══ Excerpt to read

We in fact meet this man fully formed and largely devoid of the typical backstory tedium that prequels get lost in. When Wonka starts, Chalamet’s Willy is an aspiring chocolatier who has already mastered his art to the point of magic and is now arriving in a fictional European city to compete with the toniest and most respected chocolate makers of the world. If they would only let him.
With an immediately ingratiating “I Want” song about his hopes (and quickly dwindling funds), Willy doesn’t make it out of the first 10 minutes with a cent to his name. Little does he realize though that he was set up to fail because this ancient city’s greatest chocolatiers, the respected Mr. Prodnose (Matt Lucas), Mr. Fickelgruber (Matthew Baynton), and of course Mr. Slugworth (Paterson Joseph), have entered into a secret “chocolate cartel” and will not let anyone else succeed—even if it means pretending to not be impressed when Willy’s chocolate makes customers fly.
Ostracized by his desired peers, and hounded by their corrupt lapdog police chief (Keegan-Michael Key as a copper bribed with candy), Willy struggles to make ends meet. This becomes a fatal problem when he meets Mrs. Scrubbit (Olivia Colman), a landlady who uses her boarding house contracts to ensnare visitors into indentured servitude. Enslaved alongside an eclectic brood of side characters, the most important of which is a little girl named Noodle (Calah Lane), Willy is left with only one path forward: To make chocolate, of course, and to use that delectable goodness to buy his freedom.

════

■ **Required actions**:
[A] Retype the passage of the Wonka review from "We in fact meet" up to and including "only let him.".
[B] Extend the Wonka film review past its final sentence.
The material after this point was drawn from a separate source.

══ Record excerpts

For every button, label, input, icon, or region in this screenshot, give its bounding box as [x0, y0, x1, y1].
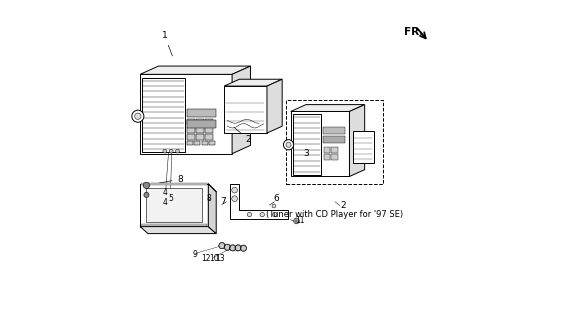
- Polygon shape: [140, 66, 251, 74]
- Text: 3: 3: [304, 149, 309, 158]
- Text: 3: 3: [133, 112, 139, 121]
- Text: 8: 8: [206, 194, 211, 203]
- Circle shape: [169, 149, 173, 153]
- Circle shape: [273, 212, 277, 217]
- Bar: [140, 184, 208, 227]
- Polygon shape: [349, 105, 365, 177]
- Bar: [196, 127, 204, 133]
- Bar: [293, 114, 321, 175]
- Bar: [141, 183, 207, 185]
- Bar: [187, 119, 195, 125]
- Polygon shape: [140, 227, 216, 234]
- Polygon shape: [232, 66, 251, 154]
- Circle shape: [286, 142, 291, 147]
- Bar: [186, 108, 216, 117]
- Text: 1: 1: [162, 31, 172, 56]
- Circle shape: [232, 187, 237, 193]
- Bar: [205, 134, 213, 140]
- Bar: [196, 134, 204, 140]
- Bar: [224, 86, 267, 133]
- Text: 4: 4: [163, 188, 168, 197]
- Bar: [209, 141, 215, 145]
- Bar: [323, 136, 345, 143]
- Bar: [142, 78, 185, 152]
- Circle shape: [163, 149, 166, 153]
- Polygon shape: [229, 184, 288, 219]
- Bar: [187, 134, 195, 140]
- Circle shape: [260, 212, 264, 217]
- Polygon shape: [267, 79, 282, 133]
- Text: 2: 2: [340, 201, 346, 210]
- Text: 7: 7: [220, 197, 226, 206]
- Circle shape: [272, 204, 276, 208]
- Bar: [187, 127, 195, 133]
- Text: FR.: FR.: [404, 27, 423, 36]
- Circle shape: [235, 245, 241, 251]
- Circle shape: [232, 196, 237, 202]
- Bar: [286, 100, 383, 184]
- Polygon shape: [291, 105, 365, 111]
- Bar: [141, 224, 207, 226]
- Bar: [324, 147, 330, 153]
- Bar: [324, 154, 330, 160]
- Circle shape: [224, 244, 231, 251]
- Text: 12: 12: [201, 254, 210, 263]
- Bar: [291, 111, 349, 177]
- Circle shape: [132, 110, 144, 122]
- Circle shape: [143, 182, 150, 188]
- Bar: [331, 147, 337, 153]
- Bar: [187, 141, 193, 145]
- Bar: [201, 141, 208, 145]
- Circle shape: [284, 140, 293, 150]
- Text: 13: 13: [216, 254, 225, 263]
- Text: 2: 2: [234, 127, 251, 144]
- Bar: [352, 132, 374, 163]
- Circle shape: [219, 243, 225, 249]
- Circle shape: [229, 245, 236, 251]
- Bar: [186, 120, 216, 128]
- Text: 10: 10: [209, 254, 219, 263]
- Text: 6: 6: [273, 194, 279, 203]
- Polygon shape: [224, 79, 282, 86]
- Text: 5: 5: [168, 194, 173, 203]
- Circle shape: [293, 218, 299, 224]
- Text: 8: 8: [150, 175, 183, 185]
- Bar: [331, 154, 337, 160]
- Circle shape: [134, 113, 141, 119]
- Circle shape: [247, 212, 252, 217]
- Bar: [205, 119, 213, 125]
- Circle shape: [176, 149, 180, 153]
- Bar: [205, 127, 213, 133]
- Bar: [194, 141, 200, 145]
- Bar: [140, 74, 232, 154]
- Text: 9: 9: [192, 250, 197, 259]
- Circle shape: [144, 192, 149, 197]
- Text: 11: 11: [296, 216, 305, 226]
- Bar: [146, 188, 202, 222]
- Bar: [323, 127, 345, 134]
- Polygon shape: [208, 184, 216, 234]
- Text: (Tuner with CD Player for '97 SE): (Tuner with CD Player for '97 SE): [265, 210, 403, 219]
- Circle shape: [240, 245, 247, 252]
- Text: 4: 4: [163, 198, 168, 207]
- Bar: [196, 119, 204, 125]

════

■ **Results by task**:
[A]
We in fact meet this man fully formed and largely devoid of the typical backstory tedium that prequels get lost in. When Wonka starts, Chalamet’s Willy is an aspiring chocolatier who has already mastered his art to the point of magic and is now arriving in a fictional European city to compete with the toniest and most respected chocolate makers of the world. If they would only let him.

[B]
There is a lot of plot in Wonka, much of it reverse engineered by screenwriters King and Simon Farnaby to seemingly justify telling a prequel to Roald Dahl’s rather perfect children’s story. To focus on that, however, is to get lost in Wonka’s weakest and, thankfully, most glossed over flavors. Other sour bites include a rather bizarre subplot about Willy Wonka not being able to read as an adult that smells of a rotten studio note. A rather by-the-numbers climax inside the chocolate cartel’s secret lair likewise seems the kind of commercial concession that would make middle-aged Willy wince.
Yet that is not where King’s heart lies, nor is it the aftertaste the film leaves you with on the ride home. Remaining very much the filmmaker who created the virtually perfect Paddington 2, which Farnaby was also a co-writer on, King brings the same kind of warmth and wry British sense of humor to Wonka. Like that movie about the misadventures of a well-meaning teddy bear, Wonka reimagines Dahl and Wilder’s aloof sorcerer of sweets as a singing and dancing Henry Hill, minus the guile. Chalamet’s Wily comes to town to sell chocolate and just so happens to make the lives of every kind person he meets demonstrably better along the way.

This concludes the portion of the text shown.